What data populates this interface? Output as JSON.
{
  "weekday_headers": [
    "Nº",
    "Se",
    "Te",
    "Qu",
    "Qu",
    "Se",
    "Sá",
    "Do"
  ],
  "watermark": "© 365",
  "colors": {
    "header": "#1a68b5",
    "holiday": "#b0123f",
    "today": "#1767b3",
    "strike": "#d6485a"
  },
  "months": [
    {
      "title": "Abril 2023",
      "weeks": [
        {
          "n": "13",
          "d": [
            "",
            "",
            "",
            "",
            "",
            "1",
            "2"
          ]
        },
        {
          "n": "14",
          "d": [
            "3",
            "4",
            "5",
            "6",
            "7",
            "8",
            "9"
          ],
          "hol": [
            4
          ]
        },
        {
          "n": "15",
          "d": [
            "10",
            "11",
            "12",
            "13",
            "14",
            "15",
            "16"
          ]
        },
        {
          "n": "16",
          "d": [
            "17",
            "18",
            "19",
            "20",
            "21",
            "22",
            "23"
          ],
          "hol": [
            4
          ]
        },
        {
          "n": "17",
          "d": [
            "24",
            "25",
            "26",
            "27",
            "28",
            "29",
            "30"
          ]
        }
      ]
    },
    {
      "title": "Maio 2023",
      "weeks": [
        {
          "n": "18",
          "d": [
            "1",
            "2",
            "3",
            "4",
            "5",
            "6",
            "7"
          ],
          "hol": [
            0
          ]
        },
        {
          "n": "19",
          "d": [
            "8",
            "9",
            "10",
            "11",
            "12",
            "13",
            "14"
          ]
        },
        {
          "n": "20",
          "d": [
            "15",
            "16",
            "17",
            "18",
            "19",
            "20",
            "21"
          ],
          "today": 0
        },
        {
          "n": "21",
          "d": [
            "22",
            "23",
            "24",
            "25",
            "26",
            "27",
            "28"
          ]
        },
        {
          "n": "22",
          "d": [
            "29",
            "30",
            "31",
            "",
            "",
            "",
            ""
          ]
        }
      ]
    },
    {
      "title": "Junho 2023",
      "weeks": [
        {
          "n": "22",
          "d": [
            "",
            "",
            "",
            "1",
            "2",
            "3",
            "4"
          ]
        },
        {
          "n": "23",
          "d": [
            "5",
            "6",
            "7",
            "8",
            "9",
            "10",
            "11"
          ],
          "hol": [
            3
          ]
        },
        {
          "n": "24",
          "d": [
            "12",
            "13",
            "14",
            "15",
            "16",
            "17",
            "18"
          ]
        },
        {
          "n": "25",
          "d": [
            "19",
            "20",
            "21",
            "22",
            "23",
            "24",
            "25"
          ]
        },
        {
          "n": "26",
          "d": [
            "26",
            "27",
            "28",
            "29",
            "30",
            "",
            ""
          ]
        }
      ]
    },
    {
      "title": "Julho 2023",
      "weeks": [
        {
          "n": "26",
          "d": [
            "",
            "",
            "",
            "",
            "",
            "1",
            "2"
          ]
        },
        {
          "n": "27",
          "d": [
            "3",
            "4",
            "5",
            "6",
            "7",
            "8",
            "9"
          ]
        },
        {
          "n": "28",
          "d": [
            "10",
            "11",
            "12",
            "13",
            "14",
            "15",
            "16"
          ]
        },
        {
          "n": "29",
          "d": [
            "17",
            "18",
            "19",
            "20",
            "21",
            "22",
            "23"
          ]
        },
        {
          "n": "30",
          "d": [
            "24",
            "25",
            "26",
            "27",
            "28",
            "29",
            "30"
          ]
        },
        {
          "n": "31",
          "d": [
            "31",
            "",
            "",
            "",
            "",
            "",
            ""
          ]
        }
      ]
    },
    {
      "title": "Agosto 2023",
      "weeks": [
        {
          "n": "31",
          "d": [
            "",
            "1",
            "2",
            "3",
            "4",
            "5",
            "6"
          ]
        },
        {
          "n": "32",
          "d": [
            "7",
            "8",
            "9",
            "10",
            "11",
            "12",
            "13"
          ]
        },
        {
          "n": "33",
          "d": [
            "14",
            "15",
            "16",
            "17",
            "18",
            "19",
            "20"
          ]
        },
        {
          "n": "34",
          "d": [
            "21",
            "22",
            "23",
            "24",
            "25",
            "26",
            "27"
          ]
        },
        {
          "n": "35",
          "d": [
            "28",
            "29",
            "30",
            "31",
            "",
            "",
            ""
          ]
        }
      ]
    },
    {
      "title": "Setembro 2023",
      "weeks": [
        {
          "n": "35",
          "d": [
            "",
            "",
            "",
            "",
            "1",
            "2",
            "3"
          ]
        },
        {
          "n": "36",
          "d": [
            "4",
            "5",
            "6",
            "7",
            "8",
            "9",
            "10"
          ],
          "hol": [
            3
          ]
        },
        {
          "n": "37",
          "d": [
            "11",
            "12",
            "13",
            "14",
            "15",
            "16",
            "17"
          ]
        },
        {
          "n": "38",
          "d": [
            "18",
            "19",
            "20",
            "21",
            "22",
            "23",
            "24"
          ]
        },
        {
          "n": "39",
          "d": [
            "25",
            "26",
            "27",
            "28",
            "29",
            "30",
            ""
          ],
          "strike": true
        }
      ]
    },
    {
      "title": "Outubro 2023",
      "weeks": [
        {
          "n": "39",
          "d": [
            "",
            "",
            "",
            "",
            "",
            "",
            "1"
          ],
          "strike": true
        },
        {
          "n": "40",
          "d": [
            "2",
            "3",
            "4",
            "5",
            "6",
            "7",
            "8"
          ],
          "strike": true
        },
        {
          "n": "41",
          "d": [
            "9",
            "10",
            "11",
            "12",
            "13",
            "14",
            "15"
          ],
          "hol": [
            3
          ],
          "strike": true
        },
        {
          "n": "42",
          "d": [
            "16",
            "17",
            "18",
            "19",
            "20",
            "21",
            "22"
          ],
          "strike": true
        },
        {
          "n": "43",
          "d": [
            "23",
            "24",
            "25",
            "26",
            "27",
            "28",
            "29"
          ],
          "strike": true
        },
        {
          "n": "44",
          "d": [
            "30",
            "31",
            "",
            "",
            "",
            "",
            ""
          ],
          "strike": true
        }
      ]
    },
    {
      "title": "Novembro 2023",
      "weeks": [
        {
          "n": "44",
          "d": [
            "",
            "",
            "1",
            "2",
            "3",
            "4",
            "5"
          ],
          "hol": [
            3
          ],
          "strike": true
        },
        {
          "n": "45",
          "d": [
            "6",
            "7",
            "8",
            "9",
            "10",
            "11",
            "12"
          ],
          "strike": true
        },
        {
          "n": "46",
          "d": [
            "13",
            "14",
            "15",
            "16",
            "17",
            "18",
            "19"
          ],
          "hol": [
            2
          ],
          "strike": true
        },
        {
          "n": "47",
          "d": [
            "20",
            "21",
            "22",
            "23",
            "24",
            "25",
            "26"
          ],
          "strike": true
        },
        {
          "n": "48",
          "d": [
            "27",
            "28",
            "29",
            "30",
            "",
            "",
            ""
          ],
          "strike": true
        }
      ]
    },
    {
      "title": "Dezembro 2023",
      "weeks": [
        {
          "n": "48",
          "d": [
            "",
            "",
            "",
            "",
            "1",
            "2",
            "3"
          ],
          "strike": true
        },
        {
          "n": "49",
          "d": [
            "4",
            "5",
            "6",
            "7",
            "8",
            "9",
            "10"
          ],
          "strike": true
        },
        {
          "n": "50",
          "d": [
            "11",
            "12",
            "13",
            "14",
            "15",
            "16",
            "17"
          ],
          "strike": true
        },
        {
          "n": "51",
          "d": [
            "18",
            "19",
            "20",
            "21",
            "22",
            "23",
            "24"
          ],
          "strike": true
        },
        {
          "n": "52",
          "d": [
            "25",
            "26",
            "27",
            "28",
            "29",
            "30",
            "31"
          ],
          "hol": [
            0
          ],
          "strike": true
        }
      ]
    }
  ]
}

→ **STATED TASK**
Pull out and copy each line containing the string "title".

→ **COMPLETE RESPONSE**
      "title": "Abril 2023",
      "title": "Maio 2023",
      "title": "Junho 2023",
      "title": "Julho 2023",
      "title": "Agosto 2023",
      "title": "Setembro 2023",
      "title": "Outubro 2023",
      "title": "Novembro 2023",
      "title": "Dezembro 2023",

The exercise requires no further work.